- _SHORT PROBLEM_
Scan the data below and report how many lines include the word "Clerk". Nothing else is wanted.

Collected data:
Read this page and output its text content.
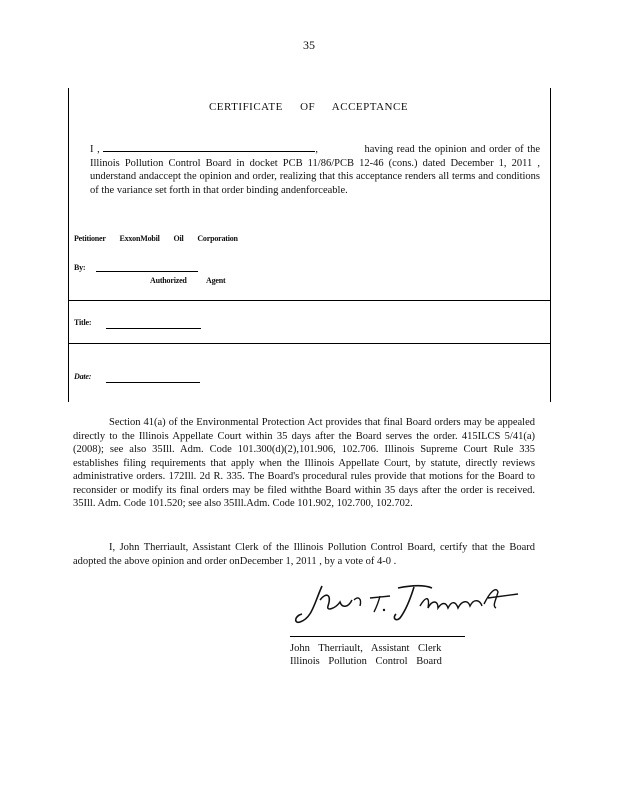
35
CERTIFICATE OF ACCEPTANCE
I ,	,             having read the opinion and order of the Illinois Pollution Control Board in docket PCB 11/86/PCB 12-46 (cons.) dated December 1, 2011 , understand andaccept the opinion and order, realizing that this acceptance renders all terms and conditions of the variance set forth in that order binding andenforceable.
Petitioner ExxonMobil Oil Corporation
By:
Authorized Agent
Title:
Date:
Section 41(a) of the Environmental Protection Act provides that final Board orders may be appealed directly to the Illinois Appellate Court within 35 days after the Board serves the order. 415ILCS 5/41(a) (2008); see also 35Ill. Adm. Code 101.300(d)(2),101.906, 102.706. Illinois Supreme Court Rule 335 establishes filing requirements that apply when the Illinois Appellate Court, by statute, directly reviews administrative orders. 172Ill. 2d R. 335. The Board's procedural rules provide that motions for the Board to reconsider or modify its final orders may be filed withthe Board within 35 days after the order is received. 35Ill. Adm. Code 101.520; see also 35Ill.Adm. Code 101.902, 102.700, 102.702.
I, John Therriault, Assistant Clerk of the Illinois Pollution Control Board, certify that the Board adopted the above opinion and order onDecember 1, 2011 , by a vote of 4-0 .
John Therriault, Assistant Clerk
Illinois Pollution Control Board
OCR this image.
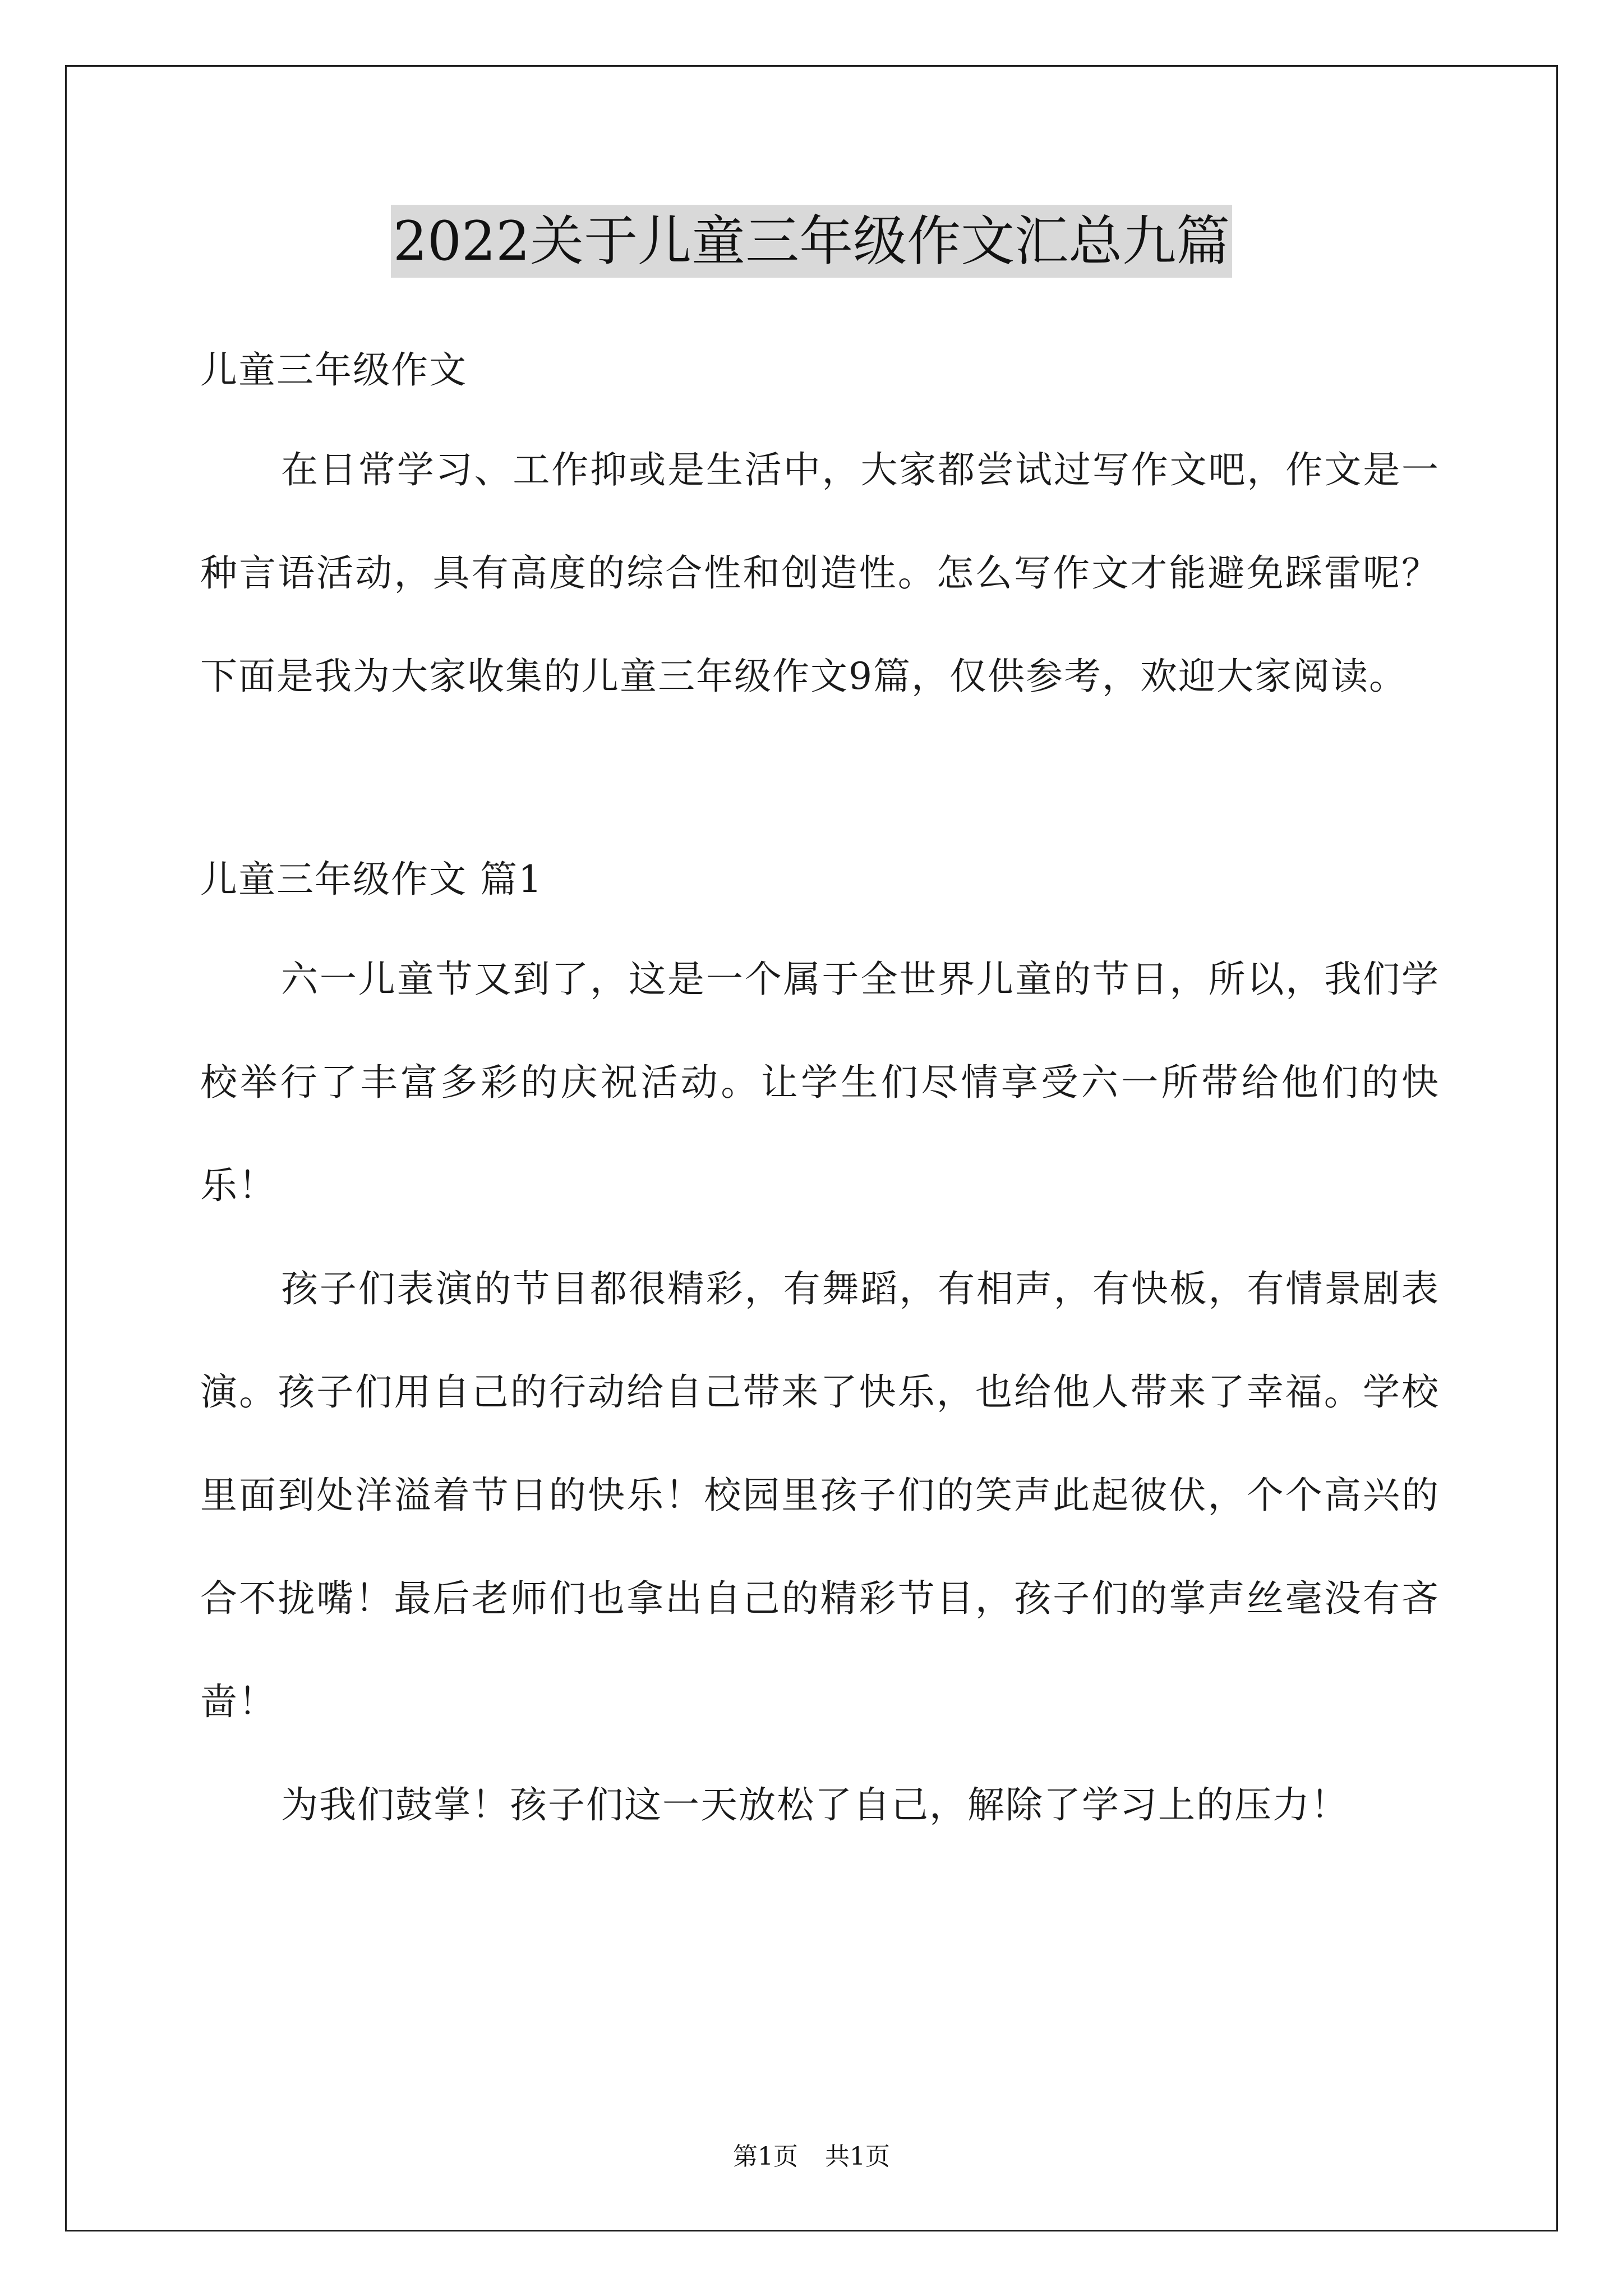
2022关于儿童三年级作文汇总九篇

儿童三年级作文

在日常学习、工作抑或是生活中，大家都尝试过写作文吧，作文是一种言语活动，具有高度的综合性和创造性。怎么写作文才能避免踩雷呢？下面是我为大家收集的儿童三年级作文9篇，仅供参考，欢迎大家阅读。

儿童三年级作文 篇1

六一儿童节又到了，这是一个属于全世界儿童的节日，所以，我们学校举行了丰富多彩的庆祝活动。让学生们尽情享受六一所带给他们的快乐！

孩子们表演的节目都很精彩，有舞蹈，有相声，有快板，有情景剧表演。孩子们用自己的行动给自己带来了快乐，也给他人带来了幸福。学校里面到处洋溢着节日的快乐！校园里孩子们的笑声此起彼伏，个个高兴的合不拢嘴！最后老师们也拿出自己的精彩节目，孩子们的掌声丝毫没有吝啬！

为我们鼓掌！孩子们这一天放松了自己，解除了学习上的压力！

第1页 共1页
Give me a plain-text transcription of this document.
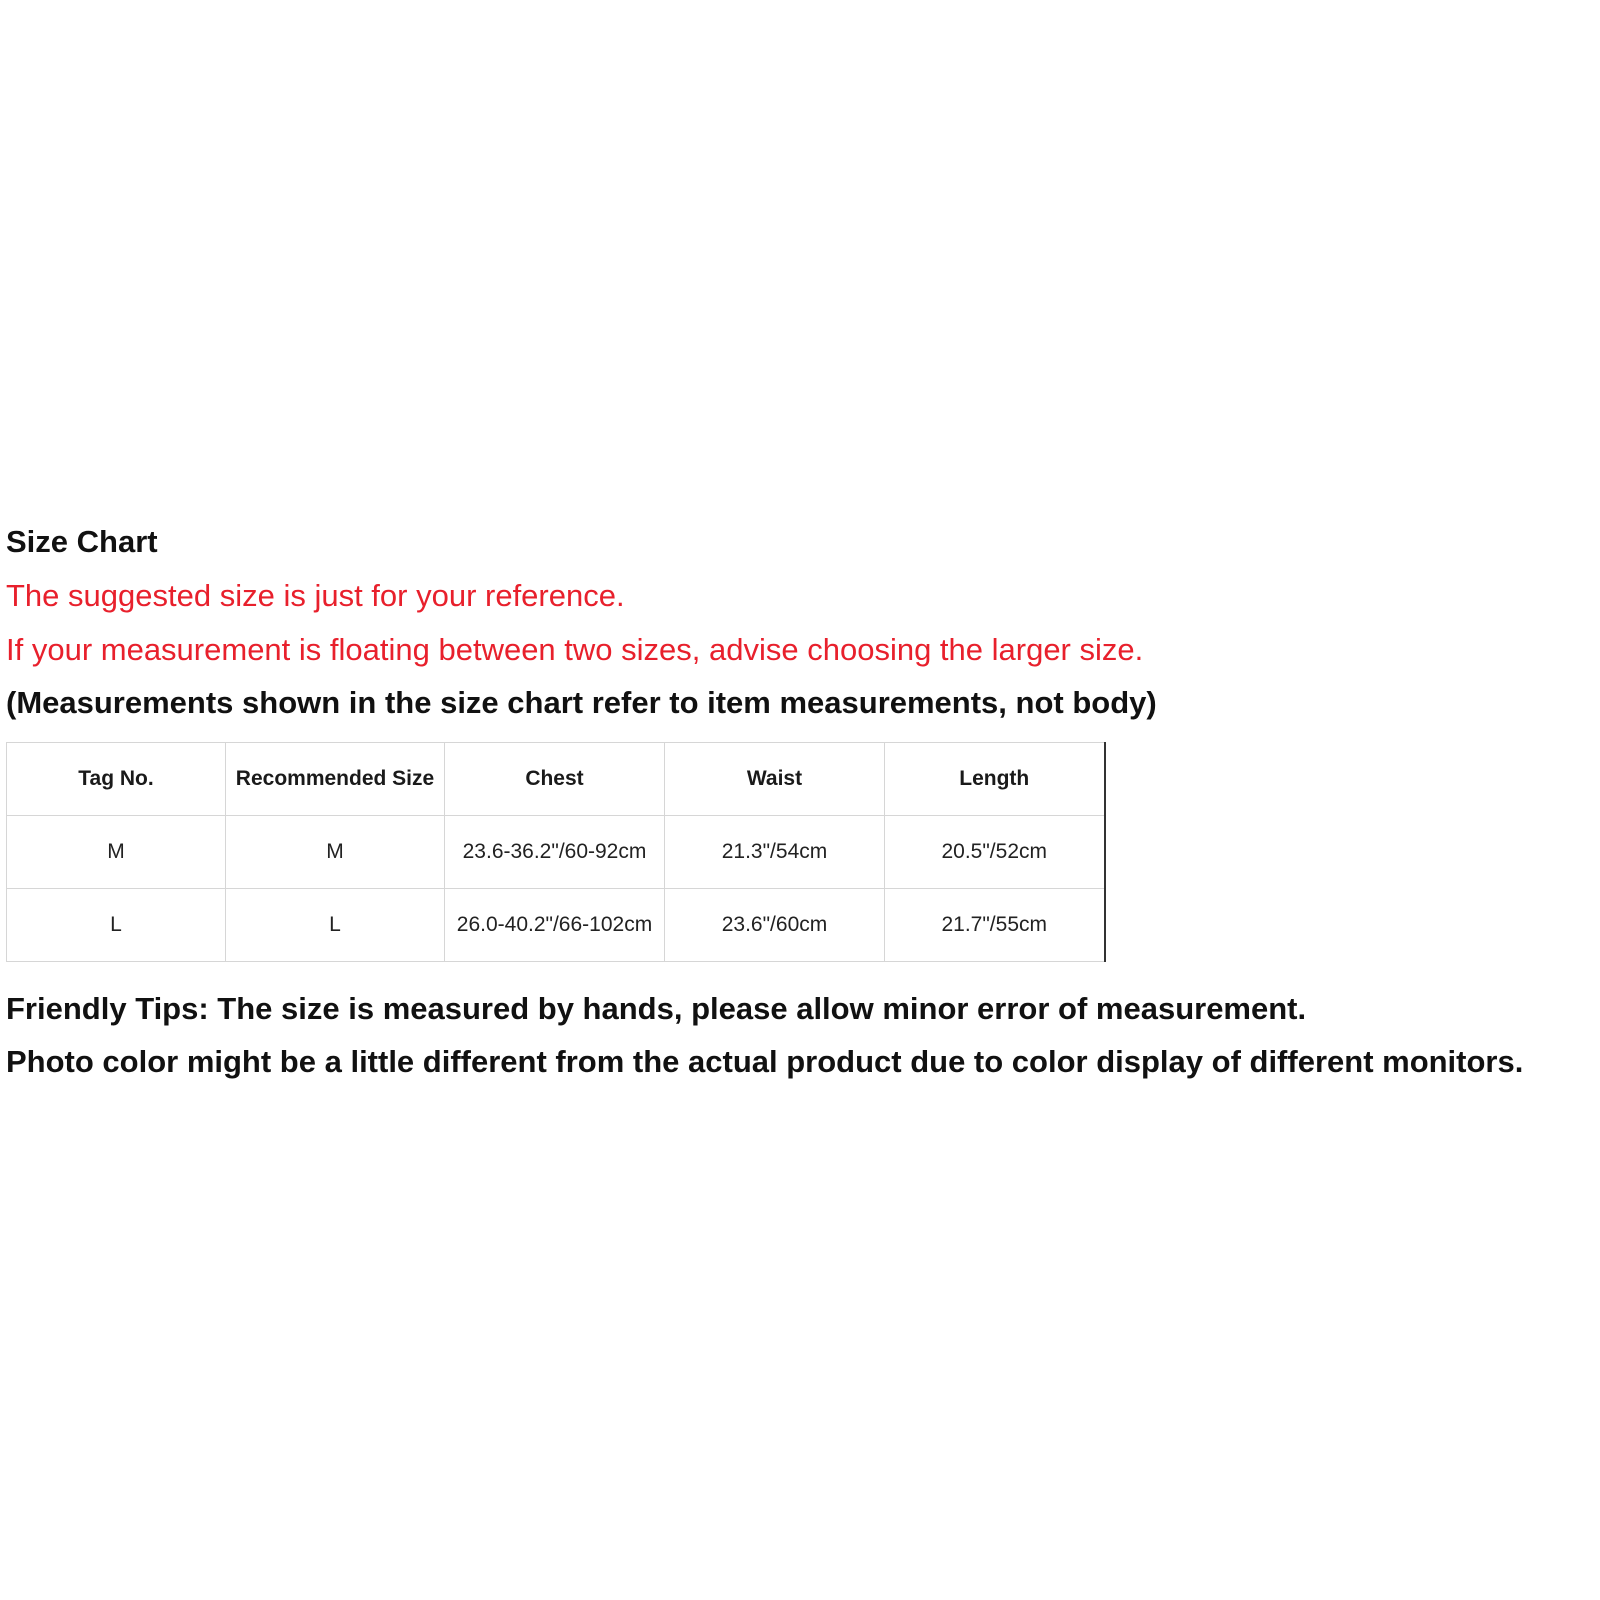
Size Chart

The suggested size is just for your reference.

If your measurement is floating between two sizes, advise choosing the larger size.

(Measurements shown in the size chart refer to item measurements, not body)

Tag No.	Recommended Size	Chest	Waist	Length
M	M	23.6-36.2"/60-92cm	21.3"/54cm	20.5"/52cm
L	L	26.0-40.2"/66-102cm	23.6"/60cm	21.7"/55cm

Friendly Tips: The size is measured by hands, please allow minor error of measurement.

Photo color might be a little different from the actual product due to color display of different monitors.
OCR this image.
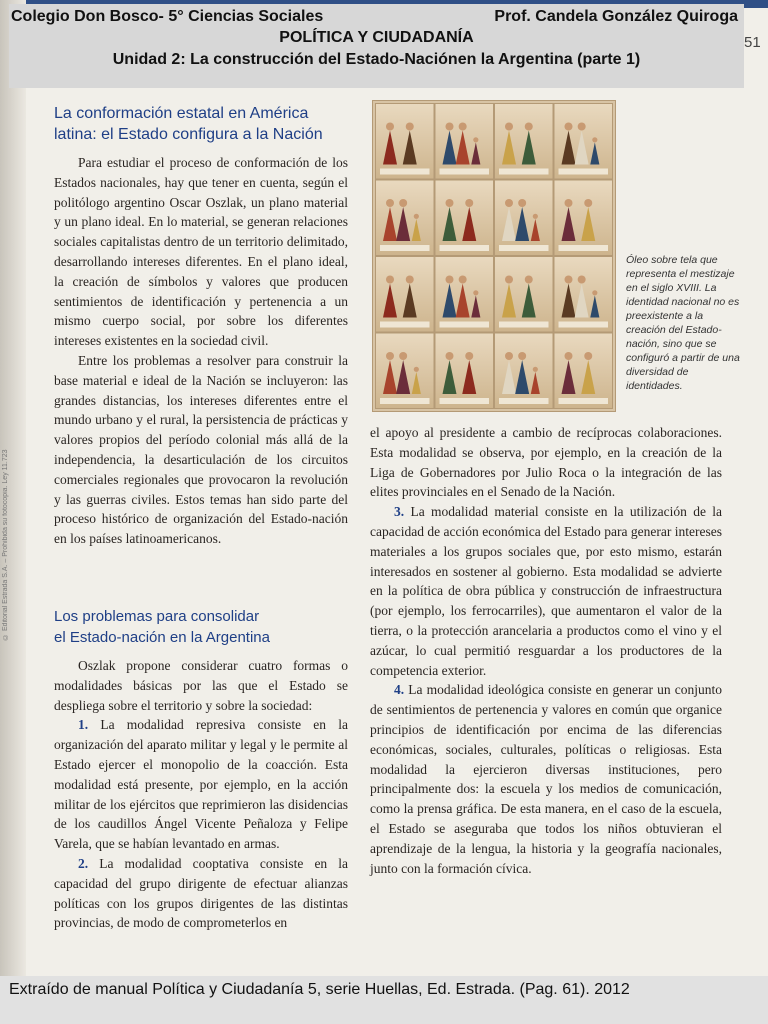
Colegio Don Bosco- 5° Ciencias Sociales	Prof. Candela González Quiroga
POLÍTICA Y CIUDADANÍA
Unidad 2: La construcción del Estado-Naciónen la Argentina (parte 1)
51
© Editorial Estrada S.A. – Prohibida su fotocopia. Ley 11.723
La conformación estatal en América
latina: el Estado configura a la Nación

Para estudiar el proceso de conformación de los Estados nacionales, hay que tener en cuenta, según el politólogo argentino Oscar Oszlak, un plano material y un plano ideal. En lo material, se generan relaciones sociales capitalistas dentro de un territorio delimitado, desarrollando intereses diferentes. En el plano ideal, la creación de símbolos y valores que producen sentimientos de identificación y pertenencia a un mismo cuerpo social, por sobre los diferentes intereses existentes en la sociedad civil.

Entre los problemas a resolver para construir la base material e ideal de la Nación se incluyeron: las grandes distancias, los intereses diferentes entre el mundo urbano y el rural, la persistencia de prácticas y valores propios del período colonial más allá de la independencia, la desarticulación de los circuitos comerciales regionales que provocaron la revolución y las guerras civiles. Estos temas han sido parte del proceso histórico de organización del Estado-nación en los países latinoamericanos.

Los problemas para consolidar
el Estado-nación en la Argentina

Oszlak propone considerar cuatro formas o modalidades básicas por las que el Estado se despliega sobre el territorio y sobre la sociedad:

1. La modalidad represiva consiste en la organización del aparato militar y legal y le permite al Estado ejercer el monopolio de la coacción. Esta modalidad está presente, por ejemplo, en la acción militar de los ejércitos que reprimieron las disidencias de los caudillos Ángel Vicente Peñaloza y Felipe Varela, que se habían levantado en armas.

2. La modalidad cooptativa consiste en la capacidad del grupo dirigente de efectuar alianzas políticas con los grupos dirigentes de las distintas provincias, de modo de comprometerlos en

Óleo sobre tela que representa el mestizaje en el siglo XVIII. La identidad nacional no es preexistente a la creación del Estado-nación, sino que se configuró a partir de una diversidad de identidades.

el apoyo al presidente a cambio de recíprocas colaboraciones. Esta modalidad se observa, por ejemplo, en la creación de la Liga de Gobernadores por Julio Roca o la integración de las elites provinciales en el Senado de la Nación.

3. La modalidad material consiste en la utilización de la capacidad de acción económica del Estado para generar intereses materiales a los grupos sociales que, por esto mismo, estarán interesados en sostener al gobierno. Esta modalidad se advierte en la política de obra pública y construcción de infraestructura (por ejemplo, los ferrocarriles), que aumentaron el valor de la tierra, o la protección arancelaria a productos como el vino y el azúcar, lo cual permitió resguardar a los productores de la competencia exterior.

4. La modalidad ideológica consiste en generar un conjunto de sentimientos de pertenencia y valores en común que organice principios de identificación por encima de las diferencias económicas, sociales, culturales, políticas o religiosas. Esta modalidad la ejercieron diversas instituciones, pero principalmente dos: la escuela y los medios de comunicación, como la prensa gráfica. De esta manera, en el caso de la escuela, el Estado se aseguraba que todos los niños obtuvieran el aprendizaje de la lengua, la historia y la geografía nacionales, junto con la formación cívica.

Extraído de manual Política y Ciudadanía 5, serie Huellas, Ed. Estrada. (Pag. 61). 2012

- _ANSWER BELOW_
2